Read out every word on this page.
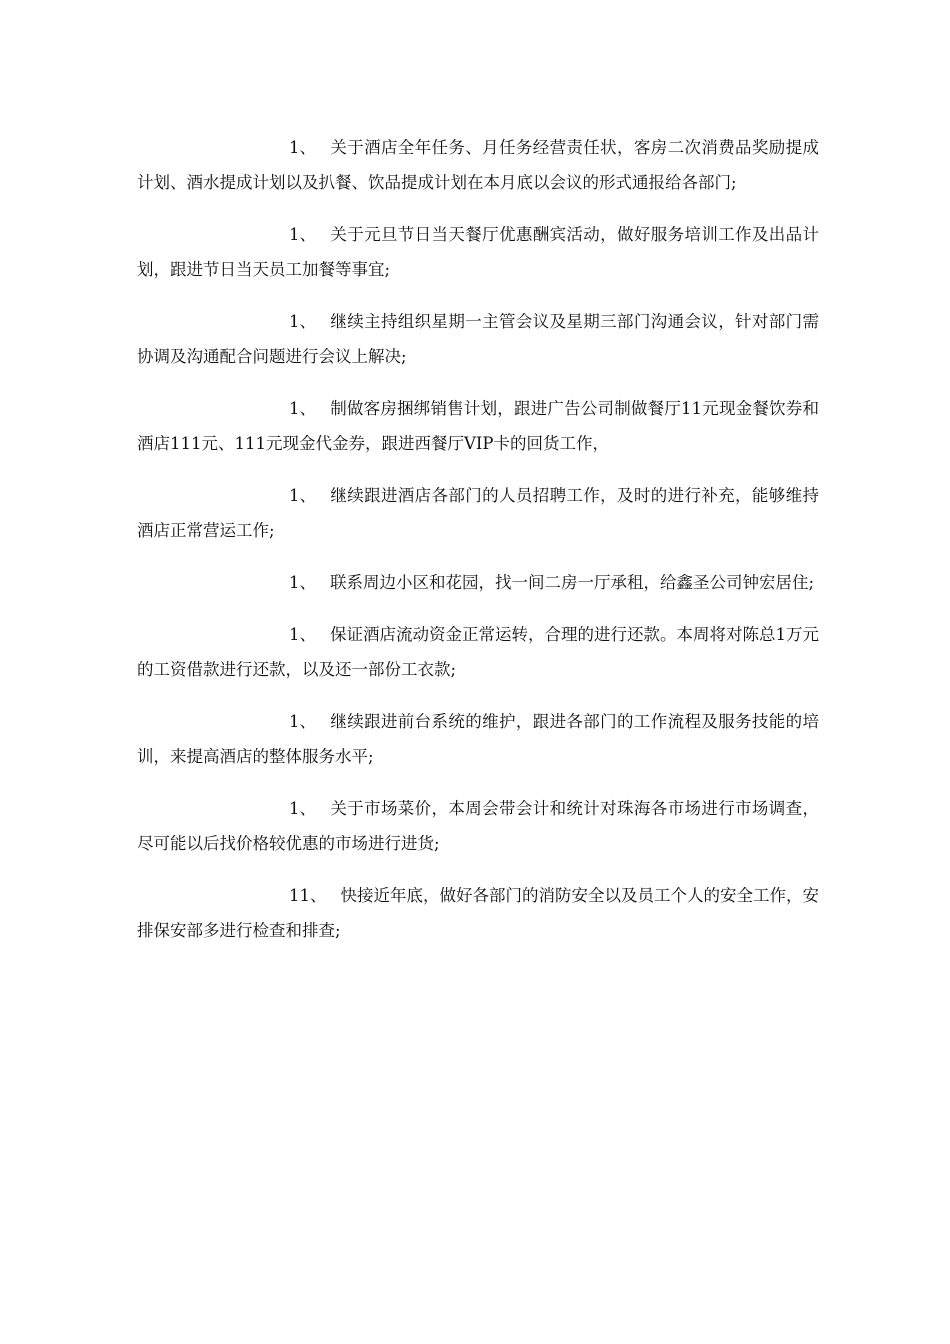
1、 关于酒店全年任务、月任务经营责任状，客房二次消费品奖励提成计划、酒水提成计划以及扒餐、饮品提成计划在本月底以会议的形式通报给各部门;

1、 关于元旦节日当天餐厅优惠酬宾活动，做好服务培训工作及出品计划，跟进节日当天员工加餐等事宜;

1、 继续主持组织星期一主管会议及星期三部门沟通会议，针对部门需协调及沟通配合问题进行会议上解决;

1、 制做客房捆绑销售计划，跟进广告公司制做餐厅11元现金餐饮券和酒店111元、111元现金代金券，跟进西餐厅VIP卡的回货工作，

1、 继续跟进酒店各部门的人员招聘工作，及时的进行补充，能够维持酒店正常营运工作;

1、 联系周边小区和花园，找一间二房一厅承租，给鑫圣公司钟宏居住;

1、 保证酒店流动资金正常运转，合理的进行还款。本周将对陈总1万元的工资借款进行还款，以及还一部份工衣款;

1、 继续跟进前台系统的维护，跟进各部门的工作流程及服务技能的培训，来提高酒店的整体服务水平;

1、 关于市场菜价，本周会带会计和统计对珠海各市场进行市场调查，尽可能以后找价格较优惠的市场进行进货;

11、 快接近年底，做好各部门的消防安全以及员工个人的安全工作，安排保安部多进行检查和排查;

::::::

Print the listing above in full, exactly as written. Omit any pictures.

**FULL RESPONSE:**
Read out every word on this page.
1、 关于酒店全年任务、月任务经营责任状，客房二次消费品奖励提成计划、酒水提成计划以及扒餐、饮品提成计划在本月底以会议的形式通报给各部门;

1、 关于元旦节日当天餐厅优惠酬宾活动，做好服务培训工作及出品计划，跟进节日当天员工加餐等事宜;

1、 继续主持组织星期一主管会议及星期三部门沟通会议，针对部门需协调及沟通配合问题进行会议上解决;

1、 制做客房捆绑销售计划，跟进广告公司制做餐厅11元现金餐饮券和酒店111元、111元现金代金券，跟进西餐厅VIP卡的回货工作，

1、 继续跟进酒店各部门的人员招聘工作，及时的进行补充，能够维持酒店正常营运工作;

1、 联系周边小区和花园，找一间二房一厅承租，给鑫圣公司钟宏居住;

1、 保证酒店流动资金正常运转，合理的进行还款。本周将对陈总1万元的工资借款进行还款，以及还一部份工衣款;

1、 继续跟进前台系统的维护，跟进各部门的工作流程及服务技能的培训，来提高酒店的整体服务水平;

1、 关于市场菜价，本周会带会计和统计对珠海各市场进行市场调查，尽可能以后找价格较优惠的市场进行进货;

11、 快接近年底，做好各部门的消防安全以及员工个人的安全工作，安排保安部多进行检查和排查;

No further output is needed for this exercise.